Reproduce every line of the material below word for word, leaving out the pictures.

------------------------------------------------------------

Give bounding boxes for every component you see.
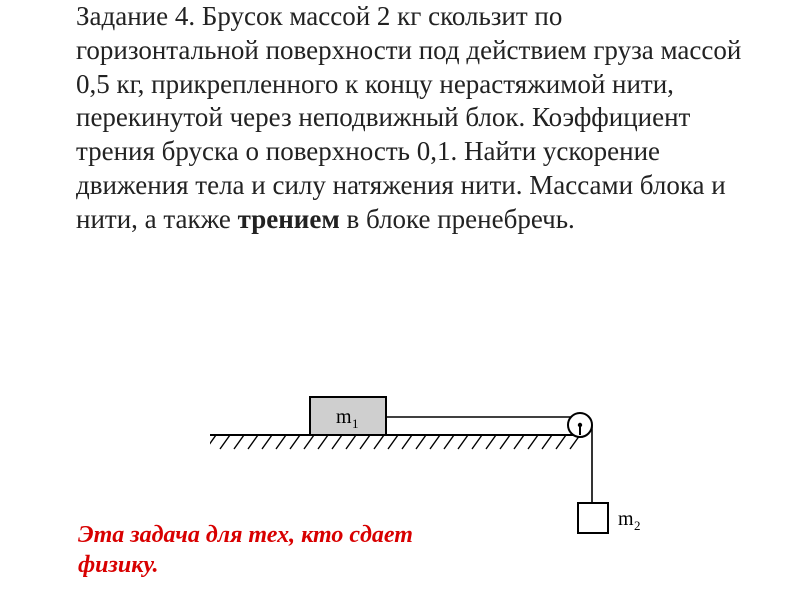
- problem-text-after: в блоке пренебречь.: [340, 204, 575, 234]
- problem-text: Задание 4. Брусок массой 2 кг скользит п…: [76, 0, 746, 236]
- svg-text:m: m: [336, 406, 352, 428]
- footer-line1: Эта задача для тех, кто сдает: [78, 522, 413, 548]
- footer-line2: физику.: [78, 552, 159, 578]
- footer-note: Эта задача для тех, кто сдает физику.: [78, 520, 413, 580]
- svg-text:1: 1: [352, 416, 359, 431]
- problem-text-bold: трением: [238, 204, 340, 234]
- svg-text:m: m: [618, 508, 634, 530]
- problem-text-before: Задание 4. Брусок массой 2 кг скользит п…: [76, 1, 741, 234]
- svg-text:2: 2: [634, 518, 641, 533]
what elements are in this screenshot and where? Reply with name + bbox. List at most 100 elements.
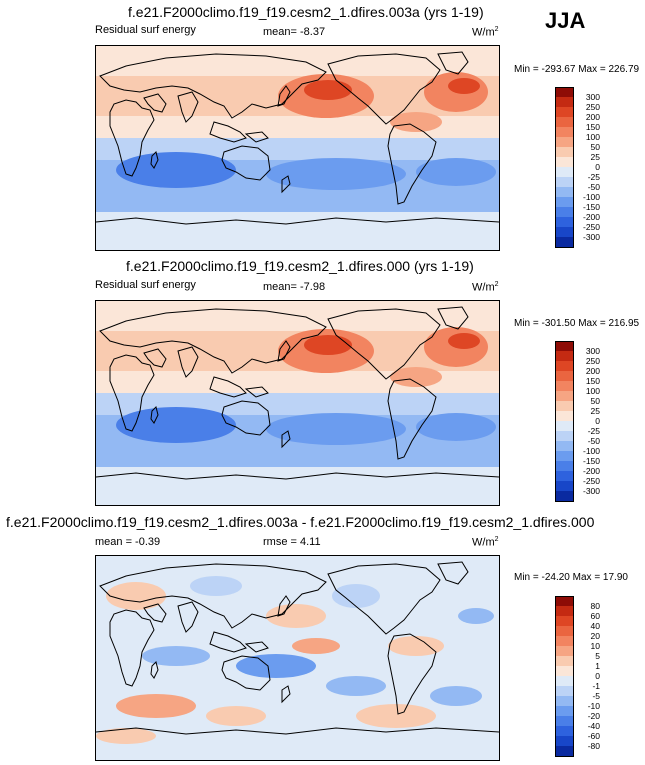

------------------------------------------------------------

> _Solution below_:
Give bounding boxes for every component you see.
- problem-text-after: в блоке пренебречь.: [340, 204, 575, 234]
- problem-text: Задание 4. Брусок массой 2 кг скользит п…: [76, 0, 746, 236]
- svg-text:m: m: [336, 406, 352, 428]
- footer-line1: Эта задача для тех, кто сдает: [78, 522, 413, 548]
- footer-line2: физику.: [78, 552, 159, 578]
- footer-note: Эта задача для тех, кто сдает физику.: [78, 520, 413, 580]
- svg-text:1: 1: [352, 416, 359, 431]
- problem-text-bold: трением: [238, 204, 340, 234]
- svg-text:m: m: [618, 508, 634, 530]
- problem-text-before: Задание 4. Брусок массой 2 кг скользит п…: [76, 1, 741, 234]
- svg-text:2: 2: [634, 518, 641, 533]
what elements are in this screenshot and where? Reply with name + bbox. List at most 100 elements.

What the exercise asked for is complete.